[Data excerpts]
******
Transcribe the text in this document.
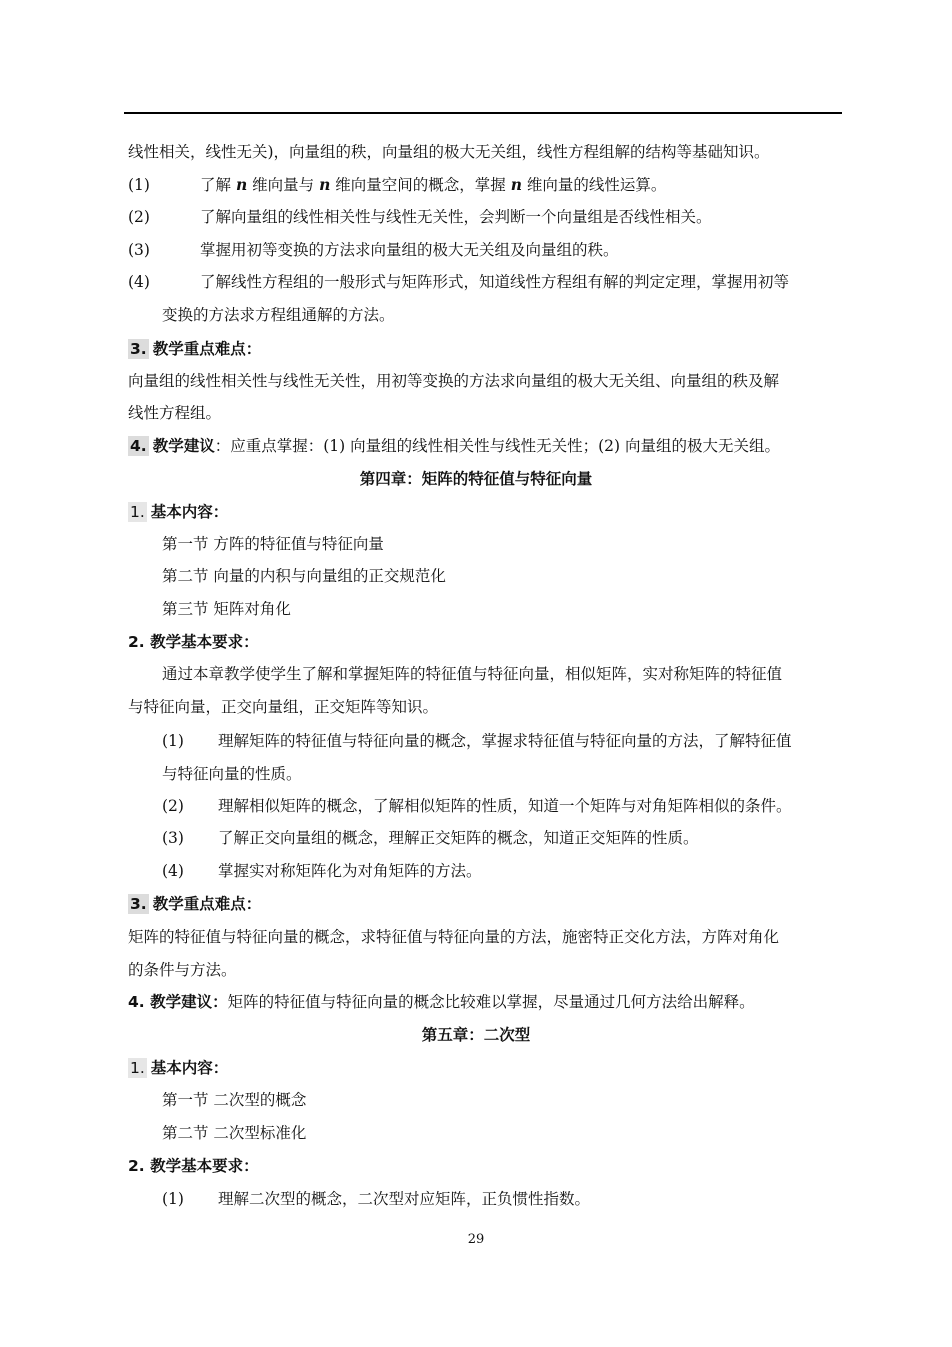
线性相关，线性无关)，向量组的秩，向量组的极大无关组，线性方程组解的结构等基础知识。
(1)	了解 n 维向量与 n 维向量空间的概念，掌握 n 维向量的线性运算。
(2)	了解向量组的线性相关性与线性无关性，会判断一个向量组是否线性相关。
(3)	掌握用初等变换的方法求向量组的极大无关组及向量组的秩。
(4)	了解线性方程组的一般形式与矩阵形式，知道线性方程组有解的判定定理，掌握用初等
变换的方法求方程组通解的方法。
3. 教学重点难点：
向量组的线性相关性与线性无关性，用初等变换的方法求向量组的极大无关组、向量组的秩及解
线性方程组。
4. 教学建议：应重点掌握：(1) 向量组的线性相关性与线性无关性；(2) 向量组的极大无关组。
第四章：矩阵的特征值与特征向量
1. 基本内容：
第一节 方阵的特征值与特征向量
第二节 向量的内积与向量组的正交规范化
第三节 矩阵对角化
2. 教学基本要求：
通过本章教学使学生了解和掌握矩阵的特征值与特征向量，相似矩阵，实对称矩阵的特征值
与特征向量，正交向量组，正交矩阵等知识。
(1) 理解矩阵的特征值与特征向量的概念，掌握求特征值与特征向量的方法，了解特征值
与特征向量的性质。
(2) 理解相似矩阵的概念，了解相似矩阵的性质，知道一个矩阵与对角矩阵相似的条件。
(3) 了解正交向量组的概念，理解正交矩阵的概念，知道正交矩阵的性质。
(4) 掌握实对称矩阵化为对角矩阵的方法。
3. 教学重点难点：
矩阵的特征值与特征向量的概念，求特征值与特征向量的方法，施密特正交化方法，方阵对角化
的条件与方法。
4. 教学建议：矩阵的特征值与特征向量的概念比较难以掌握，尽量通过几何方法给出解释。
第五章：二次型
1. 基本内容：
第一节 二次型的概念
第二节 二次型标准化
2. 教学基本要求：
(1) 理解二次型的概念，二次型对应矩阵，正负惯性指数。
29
******
**GIVEN PROBLEM:** Reproduce every entry word for word, but omit the pictures.

**COMPLETE ANSWER:**
Transcribe the text in this document.
线性相关，线性无关)，向量组的秩，向量组的极大无关组，线性方程组解的结构等基础知识。
(1)	了解 n 维向量与 n 维向量空间的概念，掌握 n 维向量的线性运算。
(2)	了解向量组的线性相关性与线性无关性，会判断一个向量组是否线性相关。
(3)	掌握用初等变换的方法求向量组的极大无关组及向量组的秩。
(4)	了解线性方程组的一般形式与矩阵形式，知道线性方程组有解的判定定理，掌握用初等
变换的方法求方程组通解的方法。
3. 教学重点难点：
向量组的线性相关性与线性无关性，用初等变换的方法求向量组的极大无关组、向量组的秩及解
线性方程组。
4. 教学建议：应重点掌握：(1) 向量组的线性相关性与线性无关性；(2) 向量组的极大无关组。
第四章：矩阵的特征值与特征向量
1. 基本内容：
第一节 方阵的特征值与特征向量
第二节 向量的内积与向量组的正交规范化
第三节 矩阵对角化
2. 教学基本要求：
通过本章教学使学生了解和掌握矩阵的特征值与特征向量，相似矩阵，实对称矩阵的特征值
与特征向量，正交向量组，正交矩阵等知识。
(1) 理解矩阵的特征值与特征向量的概念，掌握求特征值与特征向量的方法，了解特征值
与特征向量的性质。
(2) 理解相似矩阵的概念，了解相似矩阵的性质，知道一个矩阵与对角矩阵相似的条件。
(3) 了解正交向量组的概念，理解正交矩阵的概念，知道正交矩阵的性质。
(4) 掌握实对称矩阵化为对角矩阵的方法。
3. 教学重点难点：
矩阵的特征值与特征向量的概念，求特征值与特征向量的方法，施密特正交化方法，方阵对角化
的条件与方法。
4. 教学建议：矩阵的特征值与特征向量的概念比较难以掌握，尽量通过几何方法给出解释。
第五章：二次型
1. 基本内容：
第一节 二次型的概念
第二节 二次型标准化
2. 教学基本要求：
(1) 理解二次型的概念，二次型对应矩阵，正负惯性指数。
29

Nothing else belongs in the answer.